EXERCISE DETAILS
Without the pictures, give the entries below again exactly as written.

RECORDS FOR THE TASK
■ ■ ■ ■ ■

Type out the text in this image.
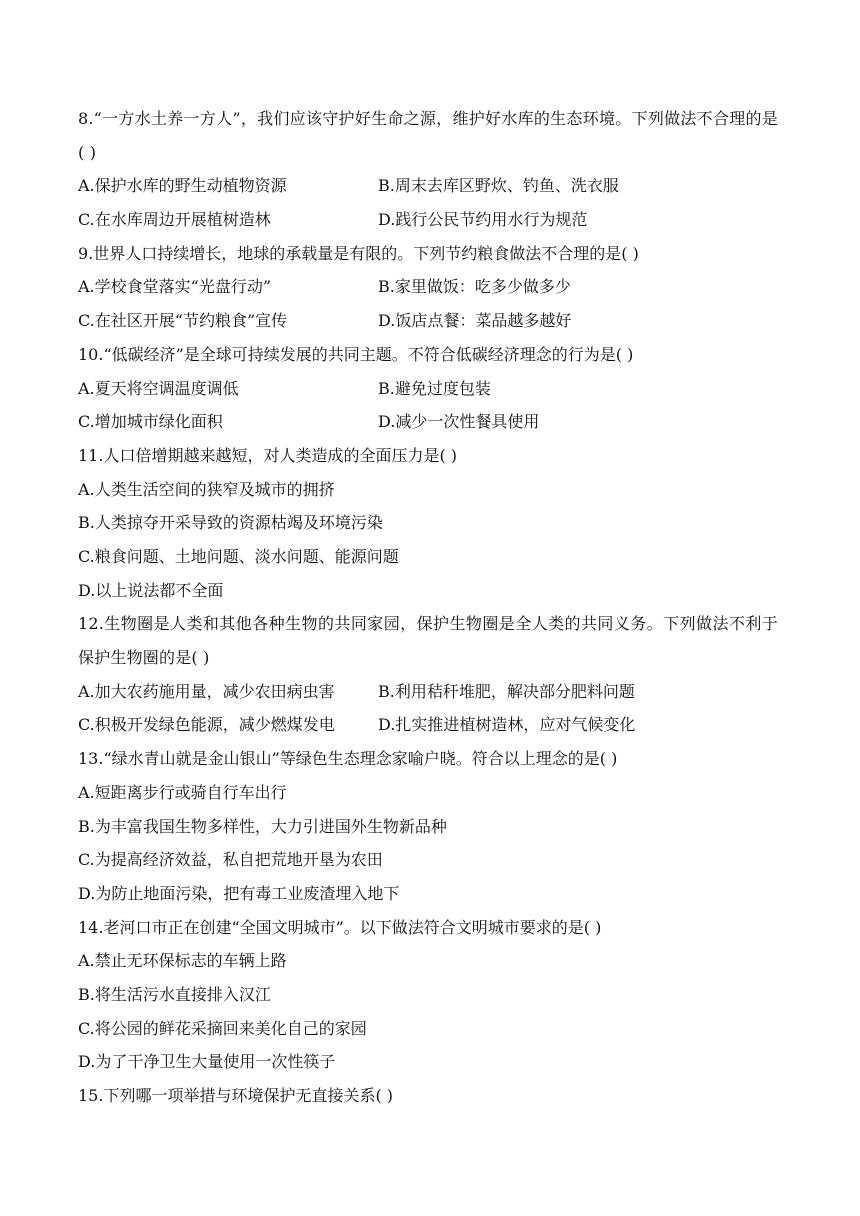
8.“一方水土养一方人”，我们应该守护好生命之源，维护好水库的生态环境。下列做法不合理的是( )
A.保护水库的野生动植物资源	B.周末去库区野炊、钓鱼、洗衣服
C.在水库周边开展植树造林	D.践行公民节约用水行为规范
9.世界人口持续增长，地球的承载量是有限的。下列节约粮食做法不合理的是( )
A.学校食堂落实“光盘行动”	B.家里做饭：吃多少做多少
C.在社区开展“节约粮食”宣传	D.饭店点餐：菜品越多越好
10.“低碳经济”是全球可持续发展的共同主题。不符合低碳经济理念的行为是( )
A.夏天将空调温度调低	B.避免过度包装
C.增加城市绿化面积	D.减少一次性餐具使用
11.人口倍增期越来越短，对人类造成的全面压力是( )
A.人类生活空间的狭窄及城市的拥挤
B.人类掠夺开采导致的资源枯竭及环境污染
C.粮食问题、土地问题、淡水问题、能源问题
D.以上说法都不全面
12.生物圈是人类和其他各种生物的共同家园，保护生物圈是全人类的共同义务。下列做法不利于保护生物圈的是( )
A.加大农药施用量，减少农田病虫害	B.利用秸秆堆肥，解决部分肥料问题
C.积极开发绿色能源，减少燃煤发电	D.扎实推进植树造林，应对气候变化
13.“绿水青山就是金山银山”等绿色生态理念家喻户晓。符合以上理念的是( )
A.短距离步行或骑自行车出行
B.为丰富我国生物多样性，大力引进国外生物新品种
C.为提高经济效益，私自把荒地开垦为农田
D.为防止地面污染，把有毒工业废渣埋入地下
14.老河口市正在创建“全国文明城市”。以下做法符合文明城市要求的是( )
A.禁止无环保标志的车辆上路
B.将生活污水直接排入汉江
C.将公园的鲜花采摘回来美化自己的家园
D.为了干净卫生大量使用一次性筷子
15.下列哪一项举措与环境保护无直接关系( )
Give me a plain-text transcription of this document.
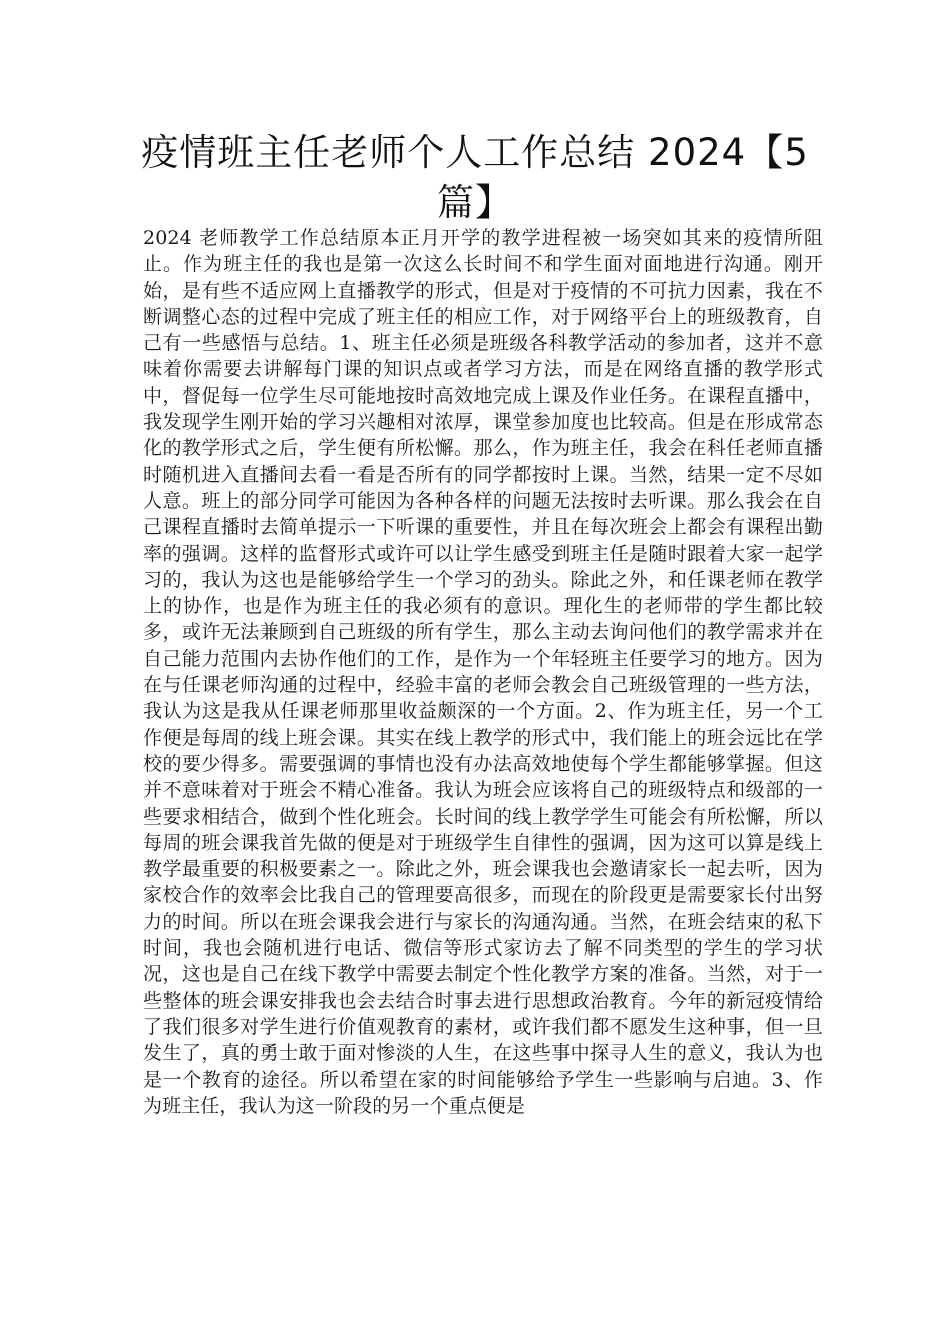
疫情班主任老师个人工作总结 2024【5篇】

2024 老师教学工作总结原本正月开学的教学进程被一场突如其来的疫情所阻止。作为班主任的我也是第一次这么长时间不和学生面对面地进行沟通。刚开始，是有些不适应网上直播教学的形式，但是对于疫情的不可抗力因素，我在不断调整心态的过程中完成了班主任的相应工作，对于网络平台上的班级教育，自己有一些感悟与总结。1、班主任必须是班级各科教学活动的参加者，这并不意味着你需要去讲解每门课的知识点或者学习方法，而是在网络直播的教学形式中，督促每一位学生尽可能地按时高效地完成上课及作业任务。在课程直播中，我发现学生刚开始的学习兴趣相对浓厚，课堂参加度也比较高。但是在形成常态化的教学形式之后，学生便有所松懈。那么，作为班主任，我会在科任老师直播时随机进入直播间去看一看是否所有的同学都按时上课。当然，结果一定不尽如人意。班上的部分同学可能因为各种各样的问题无法按时去听课。那么我会在自己课程直播时去简单提示一下听课的重要性，并且在每次班会上都会有课程出勤率的强调。这样的监督形式或许可以让学生感受到班主任是随时跟着大家一起学习的，我认为这也是能够给学生一个学习的劲头。除此之外，和任课老师在教学上的协作，也是作为班主任的我必须有的意识。理化生的老师带的学生都比较多，或许无法兼顾到自己班级的所有学生，那么主动去询问他们的教学需求并在自己能力范围内去协作他们的工作，是作为一个年轻班主任要学习的地方。因为在与任课老师沟通的过程中，经验丰富的老师会教会自己班级管理的一些方法，我认为这是我从任课老师那里收益颇深的一个方面。2、作为班主任，另一个工作便是每周的线上班会课。其实在线上教学的形式中，我们能上的班会远比在学校的要少得多。需要强调的事情也没有办法高效地使每个学生都能够掌握。但这并不意味着对于班会不精心准备。我认为班会应该将自己的班级特点和级部的一些要求相结合，做到个性化班会。长时间的线上教学学生可能会有所松懈，所以每周的班会课我首先做的便是对于班级学生自律性的强调，因为这可以算是线上教学最重要的积极要素之一。除此之外，班会课我也会邀请家长一起去听，因为家校合作的效率会比我自己的管理要高很多，而现在的阶段更是需要家长付出努力的时间。所以在班会课我会进行与家长的沟通沟通。当然，在班会结束的私下时间，我也会随机进行电话、微信等形式家访去了解不同类型的学生的学习状况，这也是自己在线下教学中需要去制定个性化教学方案的准备。当然，对于一些整体的班会课安排我也会去结合时事去进行思想政治教育。今年的新冠疫情给了我们很多对学生进行价值观教育的素材，或许我们都不愿发生这种事，但一旦发生了，真的勇士敢于面对惨淡的人生，在这些事中探寻人生的意义，我认为也是一个教育的途径。所以希望在家的时间能够给予学生一些影响与启迪。3、作为班主任，我认为这一阶段的另一个重点便是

■ ■ ■ ■ ■

COMPLETE OUTPUT
Type out the text in this image.
8.“一方水土养一方人”，我们应该守护好生命之源，维护好水库的生态环境。下列做法不合理的是( )
A.保护水库的野生动植物资源	B.周末去库区野炊、钓鱼、洗衣服
C.在水库周边开展植树造林	D.践行公民节约用水行为规范
9.世界人口持续增长，地球的承载量是有限的。下列节约粮食做法不合理的是( )
A.学校食堂落实“光盘行动”	B.家里做饭：吃多少做多少
C.在社区开展“节约粮食”宣传	D.饭店点餐：菜品越多越好
10.“低碳经济”是全球可持续发展的共同主题。不符合低碳经济理念的行为是( )
A.夏天将空调温度调低	B.避免过度包装
C.增加城市绿化面积	D.减少一次性餐具使用
11.人口倍增期越来越短，对人类造成的全面压力是( )
A.人类生活空间的狭窄及城市的拥挤
B.人类掠夺开采导致的资源枯竭及环境污染
C.粮食问题、土地问题、淡水问题、能源问题
D.以上说法都不全面
12.生物圈是人类和其他各种生物的共同家园，保护生物圈是全人类的共同义务。下列做法不利于保护生物圈的是( )
A.加大农药施用量，减少农田病虫害	B.利用秸秆堆肥，解决部分肥料问题
C.积极开发绿色能源，减少燃煤发电	D.扎实推进植树造林，应对气候变化
13.“绿水青山就是金山银山”等绿色生态理念家喻户晓。符合以上理念的是( )
A.短距离步行或骑自行车出行
B.为丰富我国生物多样性，大力引进国外生物新品种
C.为提高经济效益，私自把荒地开垦为农田
D.为防止地面污染，把有毒工业废渣埋入地下
14.老河口市正在创建“全国文明城市”。以下做法符合文明城市要求的是( )
A.禁止无环保标志的车辆上路
B.将生活污水直接排入汉江
C.将公园的鲜花采摘回来美化自己的家园
D.为了干净卫生大量使用一次性筷子
15.下列哪一项举措与环境保护无直接关系( )
Give me a plain-text transcription of this document.
疫情班主任老师个人工作总结 2024【5篇】

2024 老师教学工作总结原本正月开学的教学进程被一场突如其来的疫情所阻止。作为班主任的我也是第一次这么长时间不和学生面对面地进行沟通。刚开始，是有些不适应网上直播教学的形式，但是对于疫情的不可抗力因素，我在不断调整心态的过程中完成了班主任的相应工作，对于网络平台上的班级教育，自己有一些感悟与总结。1、班主任必须是班级各科教学活动的参加者，这并不意味着你需要去讲解每门课的知识点或者学习方法，而是在网络直播的教学形式中，督促每一位学生尽可能地按时高效地完成上课及作业任务。在课程直播中，我发现学生刚开始的学习兴趣相对浓厚，课堂参加度也比较高。但是在形成常态化的教学形式之后，学生便有所松懈。那么，作为班主任，我会在科任老师直播时随机进入直播间去看一看是否所有的同学都按时上课。当然，结果一定不尽如人意。班上的部分同学可能因为各种各样的问题无法按时去听课。那么我会在自己课程直播时去简单提示一下听课的重要性，并且在每次班会上都会有课程出勤率的强调。这样的监督形式或许可以让学生感受到班主任是随时跟着大家一起学习的，我认为这也是能够给学生一个学习的劲头。除此之外，和任课老师在教学上的协作，也是作为班主任的我必须有的意识。理化生的老师带的学生都比较多，或许无法兼顾到自己班级的所有学生，那么主动去询问他们的教学需求并在自己能力范围内去协作他们的工作，是作为一个年轻班主任要学习的地方。因为在与任课老师沟通的过程中，经验丰富的老师会教会自己班级管理的一些方法，我认为这是我从任课老师那里收益颇深的一个方面。2、作为班主任，另一个工作便是每周的线上班会课。其实在线上教学的形式中，我们能上的班会远比在学校的要少得多。需要强调的事情也没有办法高效地使每个学生都能够掌握。但这并不意味着对于班会不精心准备。我认为班会应该将自己的班级特点和级部的一些要求相结合，做到个性化班会。长时间的线上教学学生可能会有所松懈，所以每周的班会课我首先做的便是对于班级学生自律性的强调，因为这可以算是线上教学最重要的积极要素之一。除此之外，班会课我也会邀请家长一起去听，因为家校合作的效率会比我自己的管理要高很多，而现在的阶段更是需要家长付出努力的时间。所以在班会课我会进行与家长的沟通沟通。当然，在班会结束的私下时间，我也会随机进行电话、微信等形式家访去了解不同类型的学生的学习状况，这也是自己在线下教学中需要去制定个性化教学方案的准备。当然，对于一些整体的班会课安排我也会去结合时事去进行思想政治教育。今年的新冠疫情给了我们很多对学生进行价值观教育的素材，或许我们都不愿发生这种事，但一旦发生了，真的勇士敢于面对惨淡的人生，在这些事中探寻人生的意义，我认为也是一个教育的途径。所以希望在家的时间能够给予学生一些影响与启迪。3、作为班主任，我认为这一阶段的另一个重点便是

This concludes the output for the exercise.